**GIVEN INSTRUCTION:** Report the number of lines that include "расположения", with no additional text.

**ENTRIES:**
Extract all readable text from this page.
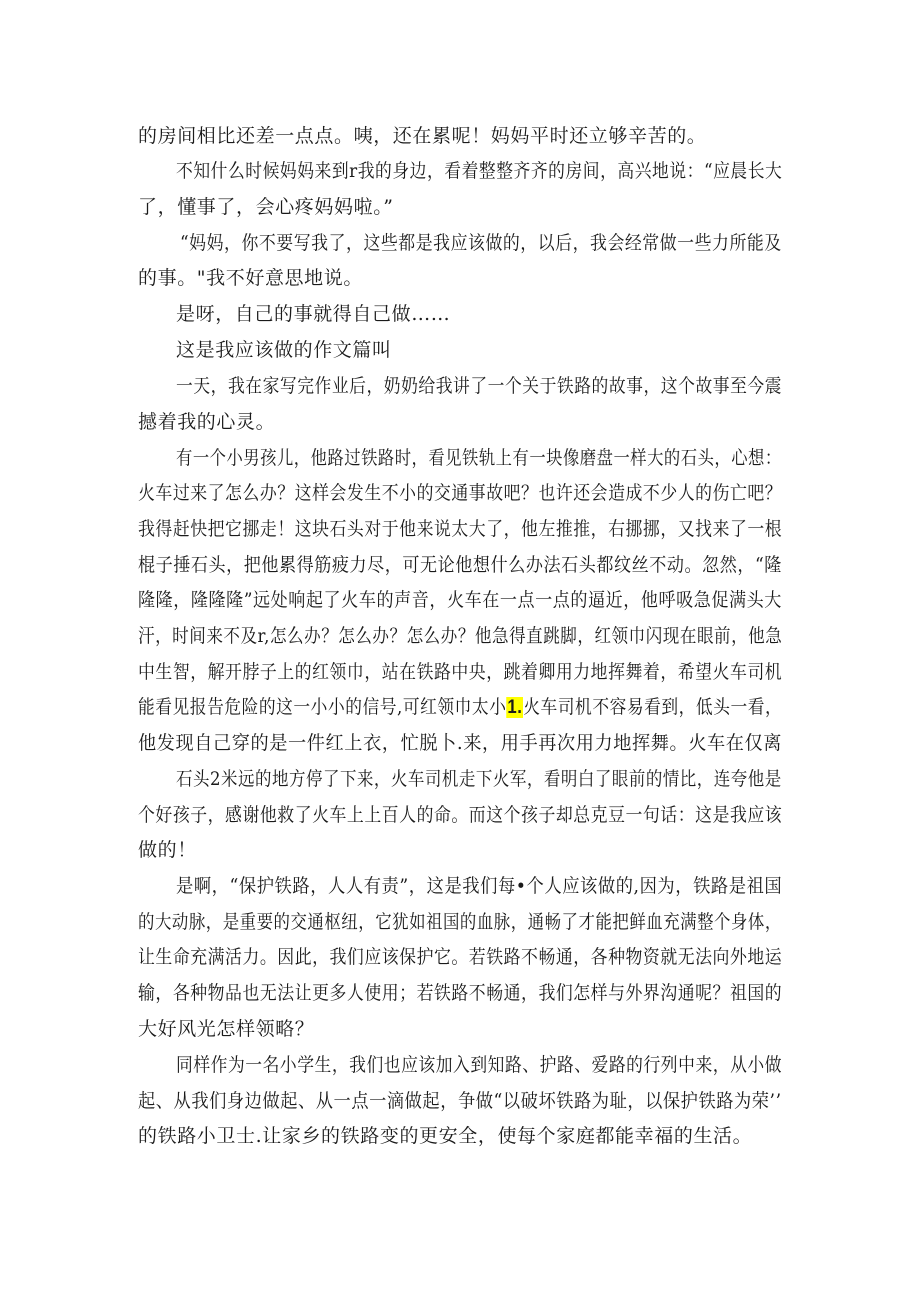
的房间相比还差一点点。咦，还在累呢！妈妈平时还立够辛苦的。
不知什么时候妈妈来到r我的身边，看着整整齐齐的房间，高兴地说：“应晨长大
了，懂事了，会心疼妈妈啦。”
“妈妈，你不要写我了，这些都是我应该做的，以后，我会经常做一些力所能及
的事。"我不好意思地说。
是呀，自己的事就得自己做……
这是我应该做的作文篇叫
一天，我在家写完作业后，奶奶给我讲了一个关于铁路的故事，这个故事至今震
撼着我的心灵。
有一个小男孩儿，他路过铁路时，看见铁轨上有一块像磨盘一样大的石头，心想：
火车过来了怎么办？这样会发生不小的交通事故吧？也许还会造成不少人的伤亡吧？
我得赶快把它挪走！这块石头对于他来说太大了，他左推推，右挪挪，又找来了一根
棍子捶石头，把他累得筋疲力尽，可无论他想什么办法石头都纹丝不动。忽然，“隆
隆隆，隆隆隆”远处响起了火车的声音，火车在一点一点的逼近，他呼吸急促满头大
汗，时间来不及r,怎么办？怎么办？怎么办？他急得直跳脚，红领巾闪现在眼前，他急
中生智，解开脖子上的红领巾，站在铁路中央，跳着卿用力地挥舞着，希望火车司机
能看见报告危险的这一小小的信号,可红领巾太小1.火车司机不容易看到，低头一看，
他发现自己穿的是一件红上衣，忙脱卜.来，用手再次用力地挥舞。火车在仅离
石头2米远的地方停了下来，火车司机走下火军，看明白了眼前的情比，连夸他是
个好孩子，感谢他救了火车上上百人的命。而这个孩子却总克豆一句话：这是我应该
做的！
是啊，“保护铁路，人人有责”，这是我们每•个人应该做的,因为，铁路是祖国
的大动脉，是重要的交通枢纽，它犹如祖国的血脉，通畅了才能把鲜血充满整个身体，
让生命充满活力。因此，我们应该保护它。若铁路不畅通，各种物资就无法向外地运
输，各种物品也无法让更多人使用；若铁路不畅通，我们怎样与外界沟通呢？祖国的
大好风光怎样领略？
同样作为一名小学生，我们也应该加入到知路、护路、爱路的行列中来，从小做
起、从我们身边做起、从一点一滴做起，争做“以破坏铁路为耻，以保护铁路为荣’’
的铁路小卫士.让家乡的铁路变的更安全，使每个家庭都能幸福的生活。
* * *
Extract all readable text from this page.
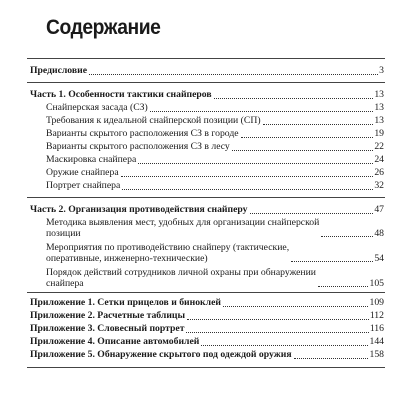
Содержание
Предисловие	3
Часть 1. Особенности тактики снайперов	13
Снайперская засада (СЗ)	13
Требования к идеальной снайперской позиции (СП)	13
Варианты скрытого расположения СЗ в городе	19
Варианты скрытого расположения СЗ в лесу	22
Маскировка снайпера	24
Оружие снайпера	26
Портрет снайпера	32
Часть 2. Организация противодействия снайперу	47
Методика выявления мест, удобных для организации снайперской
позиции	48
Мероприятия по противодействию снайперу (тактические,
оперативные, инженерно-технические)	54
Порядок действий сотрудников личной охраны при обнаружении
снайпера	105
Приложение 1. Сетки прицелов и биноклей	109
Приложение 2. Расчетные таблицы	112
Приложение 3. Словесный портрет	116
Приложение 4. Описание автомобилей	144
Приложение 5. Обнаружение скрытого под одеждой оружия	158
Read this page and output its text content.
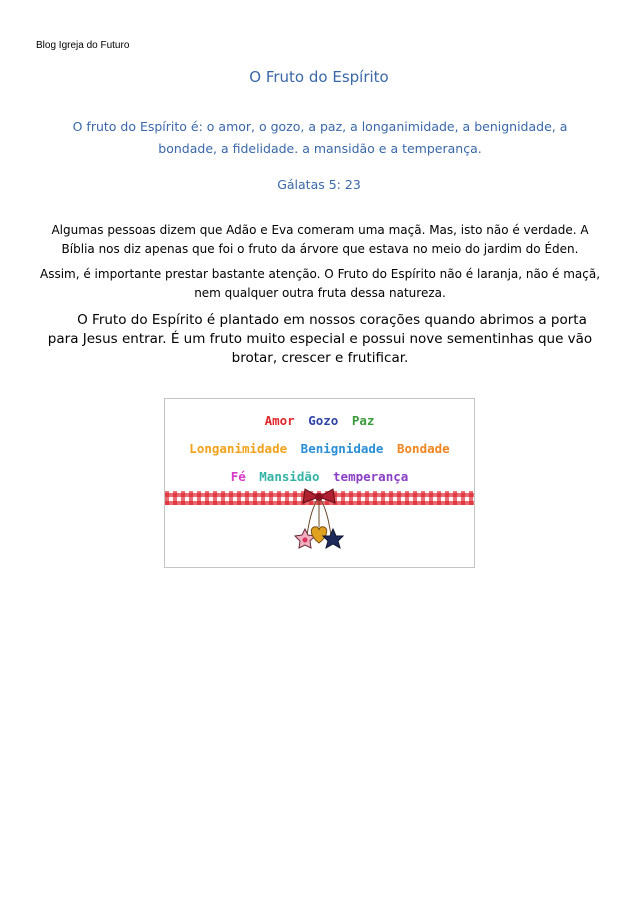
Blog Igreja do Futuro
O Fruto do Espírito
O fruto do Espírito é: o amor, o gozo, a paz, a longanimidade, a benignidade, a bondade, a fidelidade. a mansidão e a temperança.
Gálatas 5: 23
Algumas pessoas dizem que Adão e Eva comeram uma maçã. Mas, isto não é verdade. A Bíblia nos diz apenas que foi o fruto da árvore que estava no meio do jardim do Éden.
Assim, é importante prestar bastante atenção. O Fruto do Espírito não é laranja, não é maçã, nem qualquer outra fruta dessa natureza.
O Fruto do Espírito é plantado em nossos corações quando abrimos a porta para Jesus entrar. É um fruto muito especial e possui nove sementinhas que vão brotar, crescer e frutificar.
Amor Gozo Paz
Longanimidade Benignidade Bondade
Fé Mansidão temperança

**WORKED SOLUTION:** 2